[WRITTEN REQUEST]
Retype every line of the entries below exactly as they appear, leaving out the pictures.

[RECORDS FOR THE TASK]
• • • • • • •

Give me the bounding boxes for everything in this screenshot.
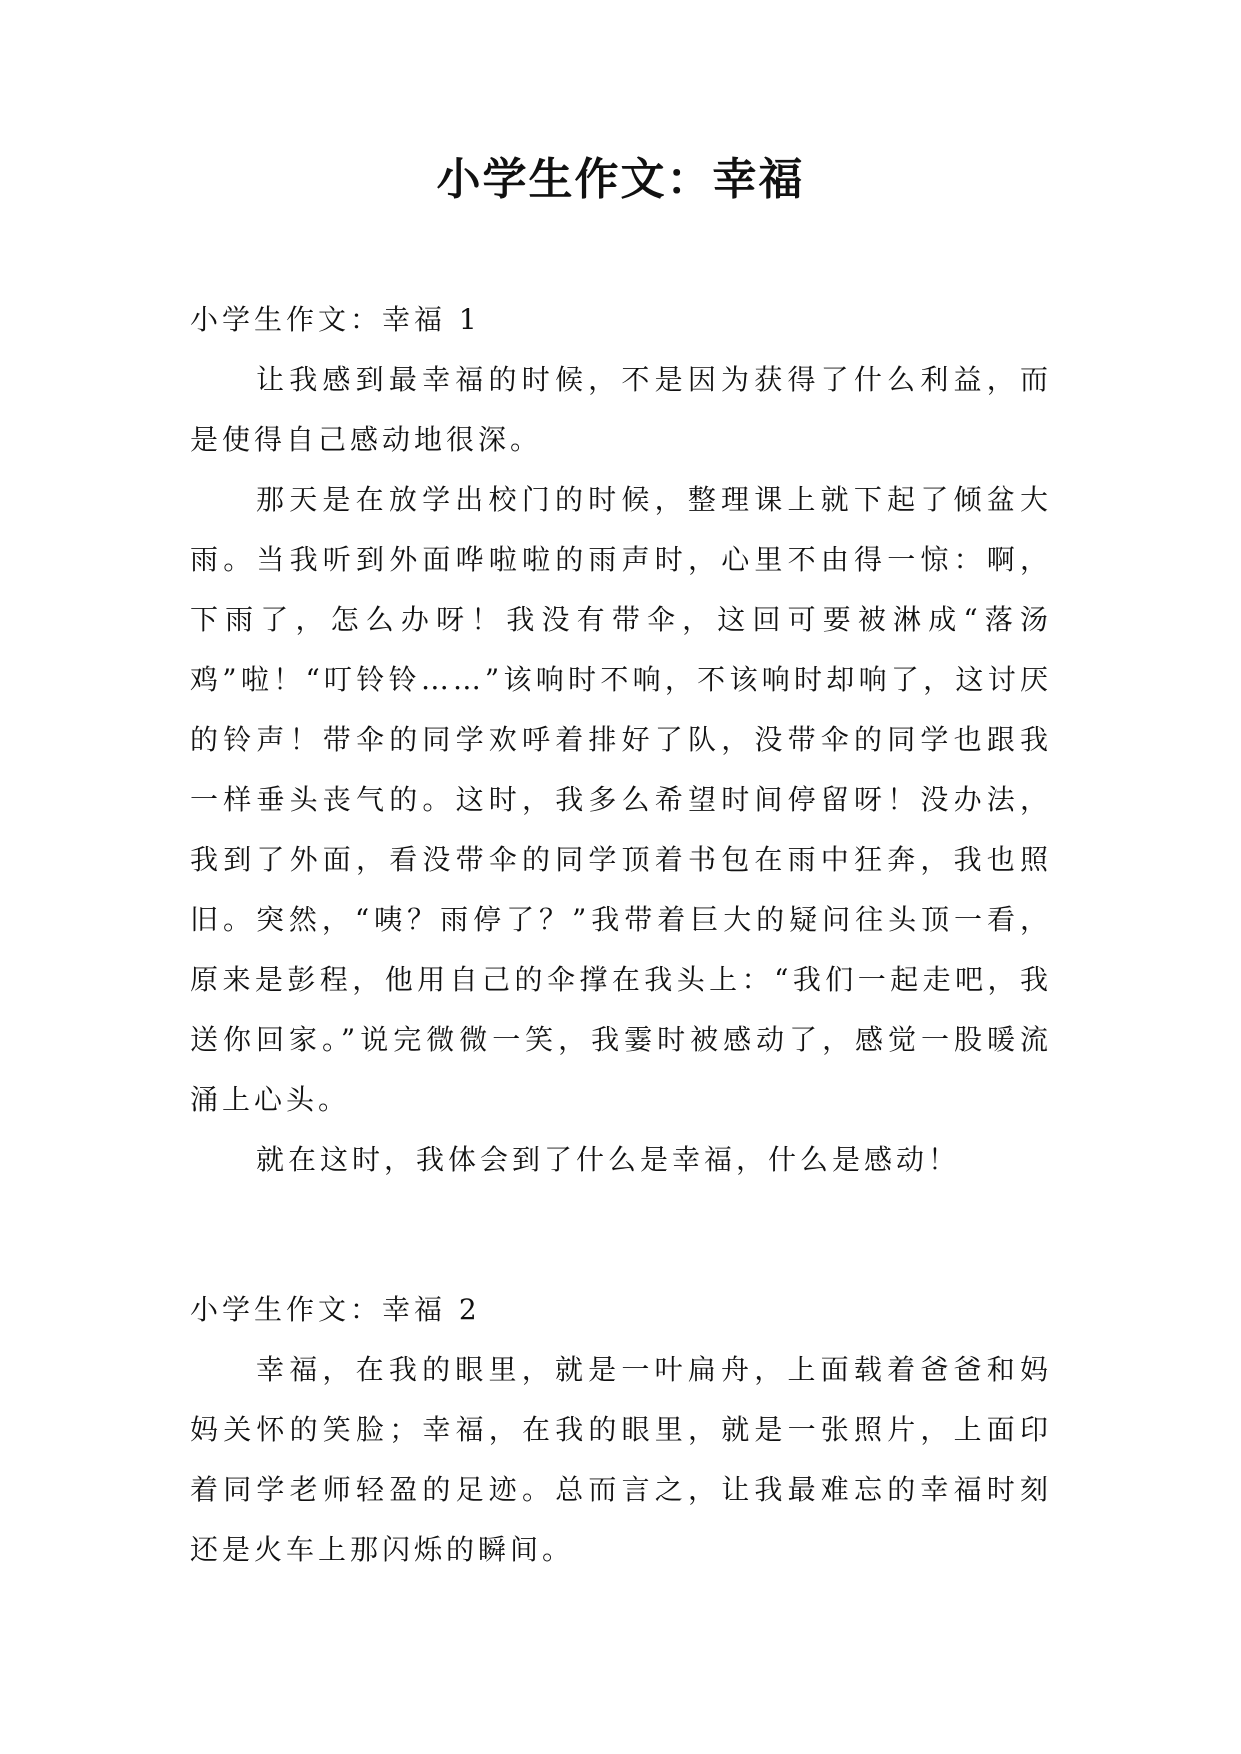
paragraph: 就在这时，我体会到了什么是幸福，什么是感动！ <box>256 1143 961 1176</box>
paragraph: 那天是在放学出校门的时候，整理课上就下起了倾盆大雨。当我听到外面哗啦啦的雨声时，心里不由得一惊：啊，下雨了，怎么办呀！我没有带伞，这回可要被淋成“落汤鸡”啦！“叮铃铃……”该响时不响，不该响时却响了，这讨厌的铃声！带伞的同学欢呼着排好了队，没带伞的同学也跟我一样垂头丧气的。这时，我多么希望时间停留呀！没办法，我到了外面，看没带伞的同学顶着书包在雨中狂奔，我也照旧。突然，“咦？雨停了？”我带着巨大的疑问往头顶一看，原来是彭程，他用自己的伞撑在我头上：“我们一起走吧，我送你回家。”说完微微一笑，我霎时被感动了，感觉一股暖流涌上心头。 <box>190 483 1052 1116</box>
paragraph: 让我感到最幸福的时候，不是因为获得了什么利益，而是使得自己感动地很深。 <box>190 363 1052 456</box>
paragraph: 幸福，在我的眼里，就是一叶扁舟，上面载着爸爸和妈妈关怀的笑脸；幸福，在我的眼里，就是一张照片，上面印着同学老师轻盈的足迹。总而言之，让我最难忘的幸福时刻还是火车上那闪烁的瞬间。 <box>190 1353 1052 1566</box>
document-title: 小学生作文：幸福 <box>436 154 805 205</box>
essay-section-2 <box>190 1280 1052 1580</box>
section-heading: 小学生作文：幸福 2 <box>190 1293 481 1326</box>
essay-section-1 <box>190 290 1052 1190</box>
section-heading: 小学生作文：幸福 1 <box>190 303 481 336</box>
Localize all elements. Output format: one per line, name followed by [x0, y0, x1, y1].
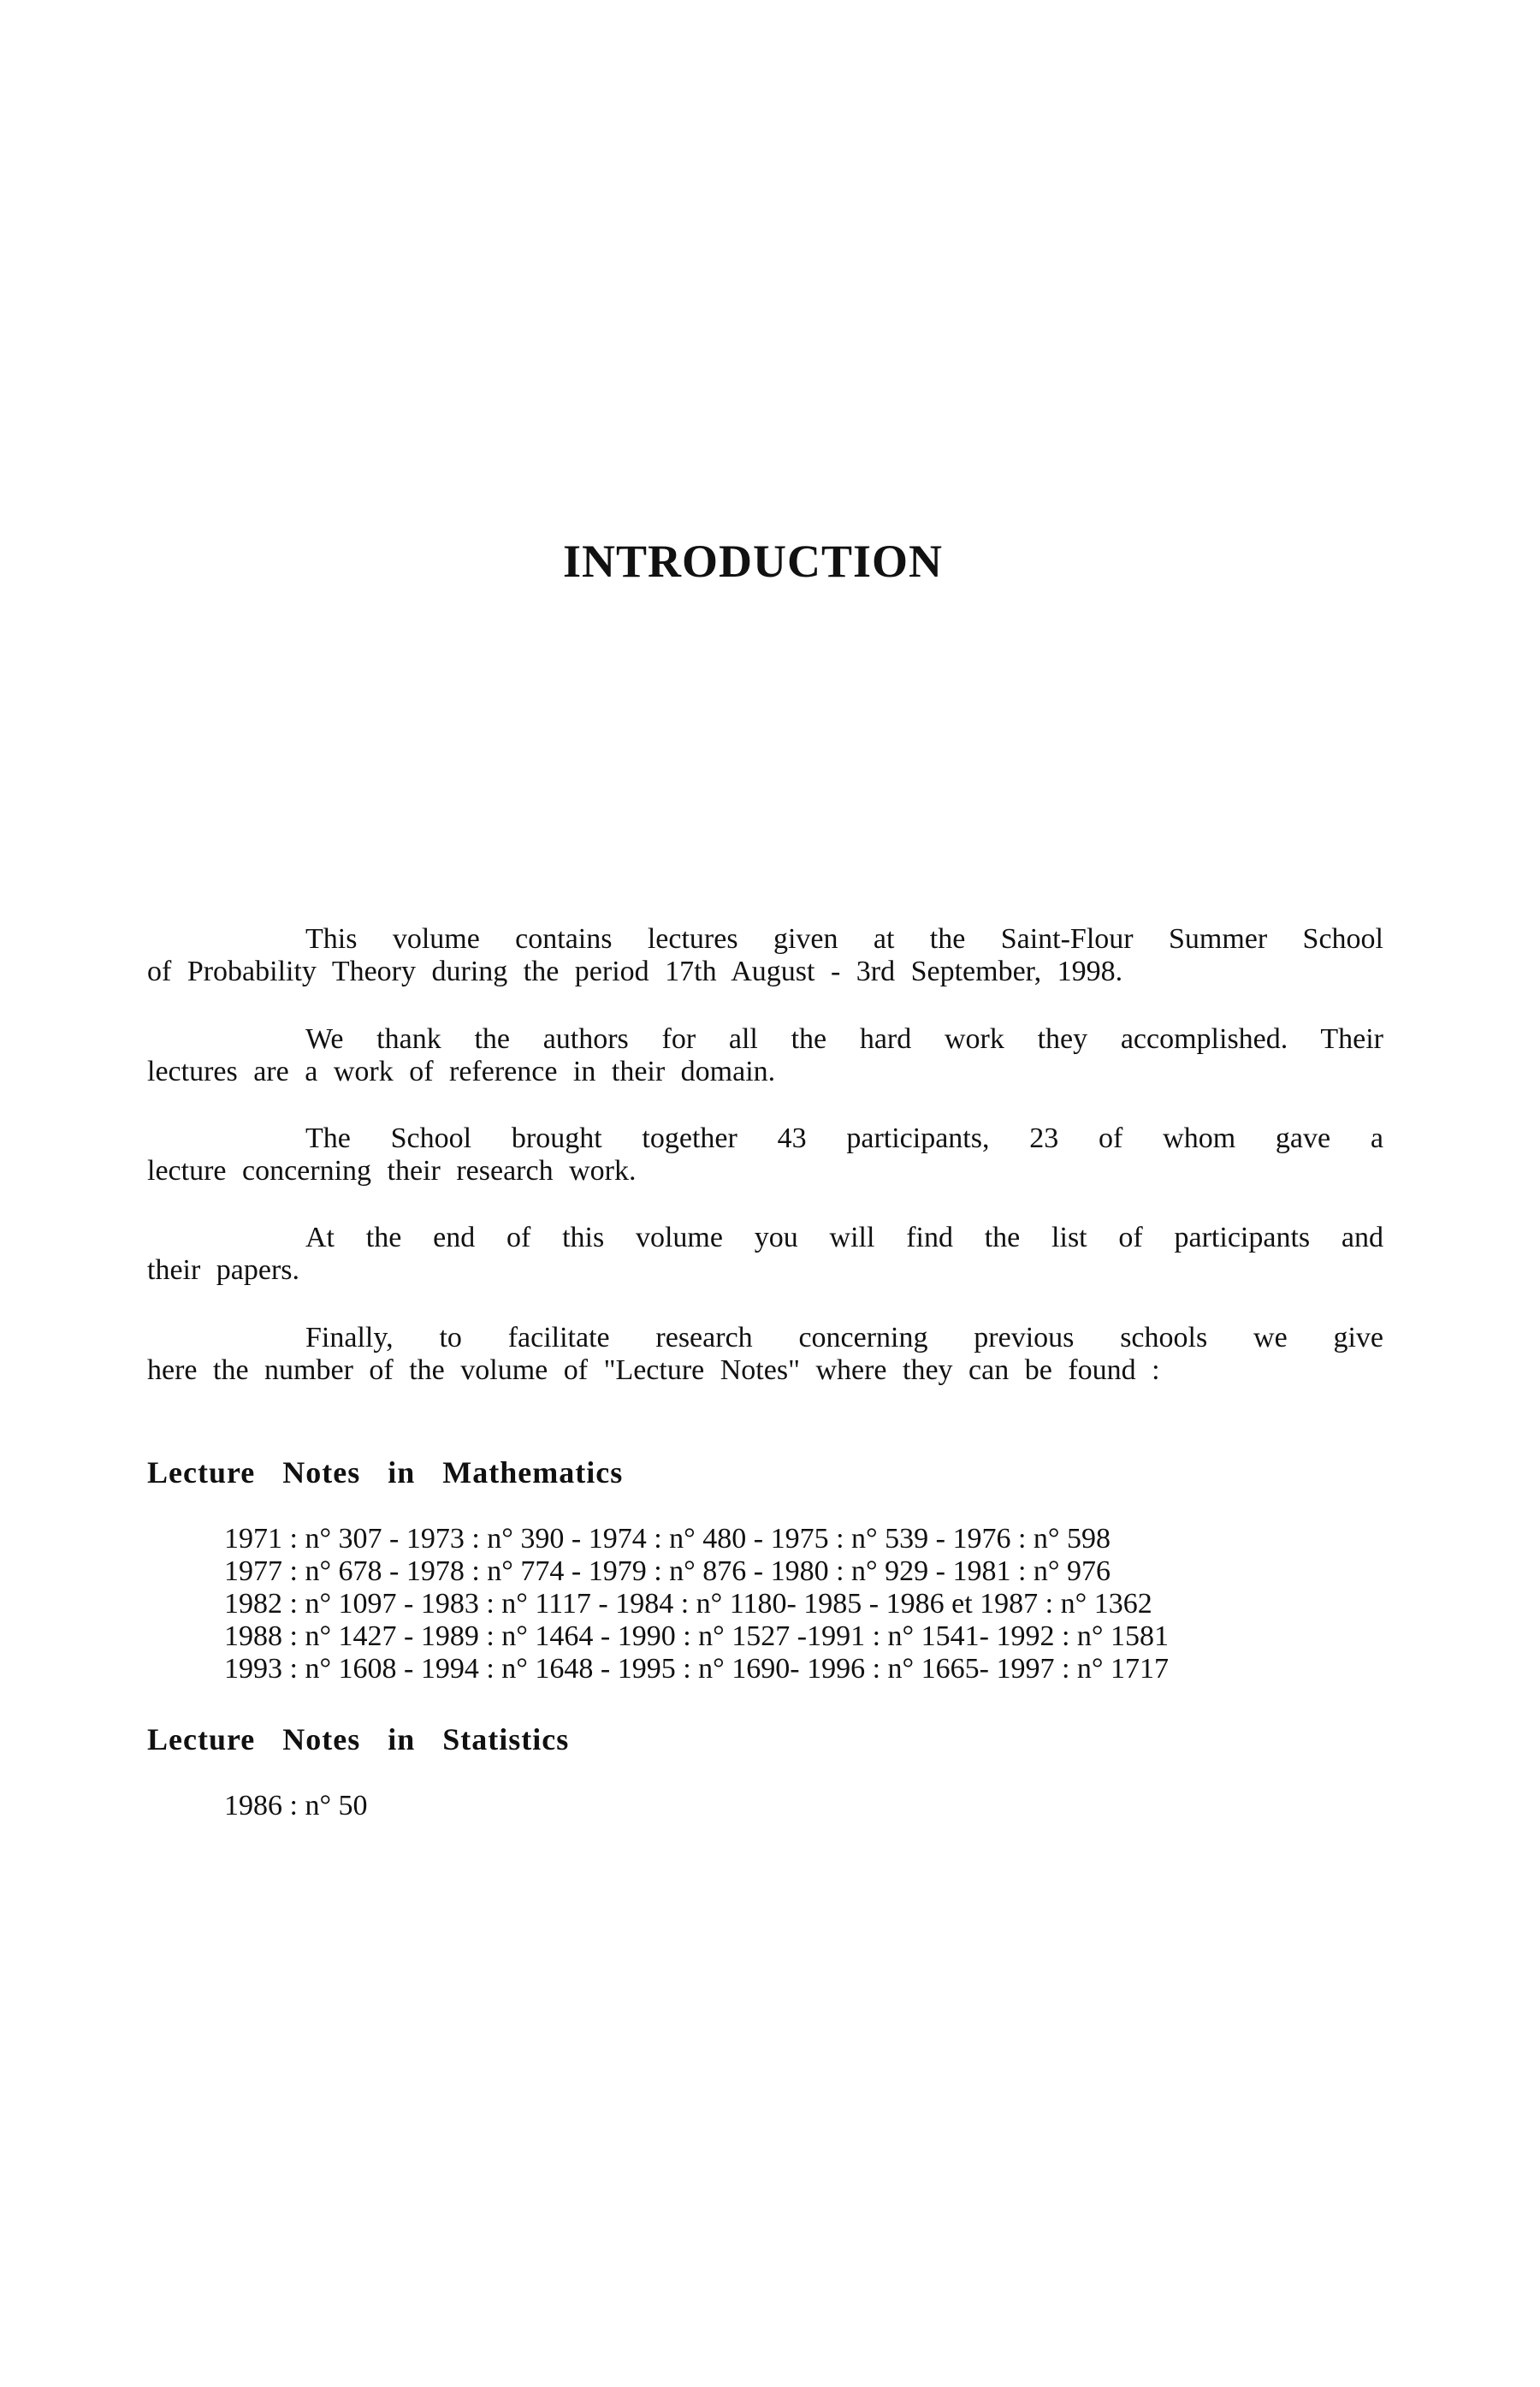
mathematics-volume-list: [224, 1523, 1379, 1685]
paragraph-line: of Probability Theory during the period 17th August - 3rd September, 1998.: [147, 956, 1123, 987]
paragraph-list-note: [147, 1222, 1383, 1287]
statistics-volume-list: [224, 1790, 368, 1822]
paragraph-line: lectures are a work of reference in their domain.: [147, 1056, 776, 1087]
paragraph-previous-schools: [147, 1322, 1383, 1387]
paragraph-participants: [147, 1122, 1383, 1188]
paragraph-line: At the end of this volume you will find the list of participants and: [305, 1222, 1383, 1253]
volume-row: 1986 : n° 50: [224, 1790, 368, 1821]
paragraph-line: their papers.: [147, 1254, 300, 1286]
paragraph-thanks: [147, 1023, 1383, 1088]
section-heading-statistics: Lecture Notes in Statistics: [147, 1722, 570, 1756]
volume-row: 1993 : n° 1608 - 1994 : n° 1648 - 1995 : n° 1690- 1996 : n° 1665- 1997 : n° 1717: [224, 1653, 1170, 1685]
paragraph-line: We thank the authors for all the hard work they accomplished. Their: [305, 1023, 1383, 1055]
paragraph-line: here the number of the volume of "Lecture Notes" where they can be found :: [147, 1354, 1160, 1386]
volume-row: 1971 : n° 307 - 1973 : n° 390 - 1974 : n° 480 - 1975 : n° 539 - 1976 : n° 598: [224, 1523, 1111, 1555]
volume-row: 1977 : n° 678 - 1978 : n° 774 - 1979 : n° 876 - 1980 : n° 929 - 1981 : n° 976: [224, 1555, 1111, 1587]
volume-row: 1982 : n° 1097 - 1983 : n° 1117 - 1984 : n° 1180- 1985 - 1986 et 1987 : n° 1362: [224, 1588, 1152, 1620]
section-heading-mathematics: Lecture Notes in Mathematics: [147, 1455, 624, 1490]
page-title: INTRODUCTION: [562, 536, 944, 587]
paragraph-line: This volume contains lectures given at the Saint-Flour Summer School: [305, 923, 1383, 955]
paragraph-line: Finally, to facilitate research concerning previous schools we give: [305, 1322, 1383, 1353]
paragraph-line: The School brought together 43 participants, 23 of whom gave a: [305, 1122, 1383, 1154]
paragraph-volume-contents: [147, 923, 1383, 988]
volume-row: 1988 : n° 1427 - 1989 : n° 1464 - 1990 : n° 1527 -1991 : n° 1541- 1992 : n° 1581: [224, 1620, 1170, 1652]
paragraph-line: lecture concerning their research work.: [147, 1155, 637, 1187]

• • • • • • •

[RIGHT ANSWER]
Give me the bounding boxes for everything in this screenshot.
paragraph: 就在这时，我体会到了什么是幸福，什么是感动！ <box>256 1143 961 1176</box>
paragraph: 那天是在放学出校门的时候，整理课上就下起了倾盆大雨。当我听到外面哗啦啦的雨声时，心里不由得一惊：啊，下雨了，怎么办呀！我没有带伞，这回可要被淋成“落汤鸡”啦！“叮铃铃……”该响时不响，不该响时却响了，这讨厌的铃声！带伞的同学欢呼着排好了队，没带伞的同学也跟我一样垂头丧气的。这时，我多么希望时间停留呀！没办法，我到了外面，看没带伞的同学顶着书包在雨中狂奔，我也照旧。突然，“咦？雨停了？”我带着巨大的疑问往头顶一看，原来是彭程，他用自己的伞撑在我头上：“我们一起走吧，我送你回家。”说完微微一笑，我霎时被感动了，感觉一股暖流涌上心头。 <box>190 483 1052 1116</box>
paragraph: 让我感到最幸福的时候，不是因为获得了什么利益，而是使得自己感动地很深。 <box>190 363 1052 456</box>
paragraph: 幸福，在我的眼里，就是一叶扁舟，上面载着爸爸和妈妈关怀的笑脸；幸福，在我的眼里，就是一张照片，上面印着同学老师轻盈的足迹。总而言之，让我最难忘的幸福时刻还是火车上那闪烁的瞬间。 <box>190 1353 1052 1566</box>
document-title: 小学生作文：幸福 <box>436 154 805 205</box>
essay-section-2 <box>190 1280 1052 1580</box>
section-heading: 小学生作文：幸福 2 <box>190 1293 481 1326</box>
essay-section-1 <box>190 290 1052 1190</box>
section-heading: 小学生作文：幸福 1 <box>190 303 481 336</box>
Localize all elements. Output format: one per line, name followed by [x0, y0, x1, y1].
mathematics-volume-list: [224, 1523, 1379, 1685]
paragraph-line: of Probability Theory during the period 17th August - 3rd September, 1998.: [147, 956, 1123, 987]
paragraph-list-note: [147, 1222, 1383, 1287]
statistics-volume-list: [224, 1790, 368, 1822]
paragraph-line: lectures are a work of reference in their domain.: [147, 1056, 776, 1087]
paragraph-previous-schools: [147, 1322, 1383, 1387]
paragraph-participants: [147, 1122, 1383, 1188]
paragraph-line: At the end of this volume you will find the list of participants and: [305, 1222, 1383, 1253]
volume-row: 1986 : n° 50: [224, 1790, 368, 1821]
paragraph-line: their papers.: [147, 1254, 300, 1286]
paragraph-thanks: [147, 1023, 1383, 1088]
section-heading-statistics: Lecture Notes in Statistics: [147, 1722, 570, 1756]
volume-row: 1993 : n° 1608 - 1994 : n° 1648 - 1995 : n° 1690- 1996 : n° 1665- 1997 : n° 1717: [224, 1653, 1170, 1685]
paragraph-line: We thank the authors for all the hard work they accomplished. Their: [305, 1023, 1383, 1055]
paragraph-line: here the number of the volume of "Lecture Notes" where they can be found :: [147, 1354, 1160, 1386]
volume-row: 1971 : n° 307 - 1973 : n° 390 - 1974 : n° 480 - 1975 : n° 539 - 1976 : n° 598: [224, 1523, 1111, 1555]
volume-row: 1977 : n° 678 - 1978 : n° 774 - 1979 : n° 876 - 1980 : n° 929 - 1981 : n° 976: [224, 1555, 1111, 1587]
volume-row: 1982 : n° 1097 - 1983 : n° 1117 - 1984 : n° 1180- 1985 - 1986 et 1987 : n° 1362: [224, 1588, 1152, 1620]
section-heading-mathematics: Lecture Notes in Mathematics: [147, 1455, 624, 1490]
page-title: INTRODUCTION: [562, 536, 944, 587]
paragraph-line: This volume contains lectures given at the Saint-Flour Summer School: [305, 923, 1383, 955]
paragraph-line: Finally, to facilitate research concerning previous schools we give: [305, 1322, 1383, 1353]
paragraph-line: The School brought together 43 participants, 23 of whom gave a: [305, 1122, 1383, 1154]
paragraph-volume-contents: [147, 923, 1383, 988]
volume-row: 1988 : n° 1427 - 1989 : n° 1464 - 1990 : n° 1527 -1991 : n° 1541- 1992 : n° 1581: [224, 1620, 1170, 1652]
paragraph-line: lecture concerning their research work.: [147, 1155, 637, 1187]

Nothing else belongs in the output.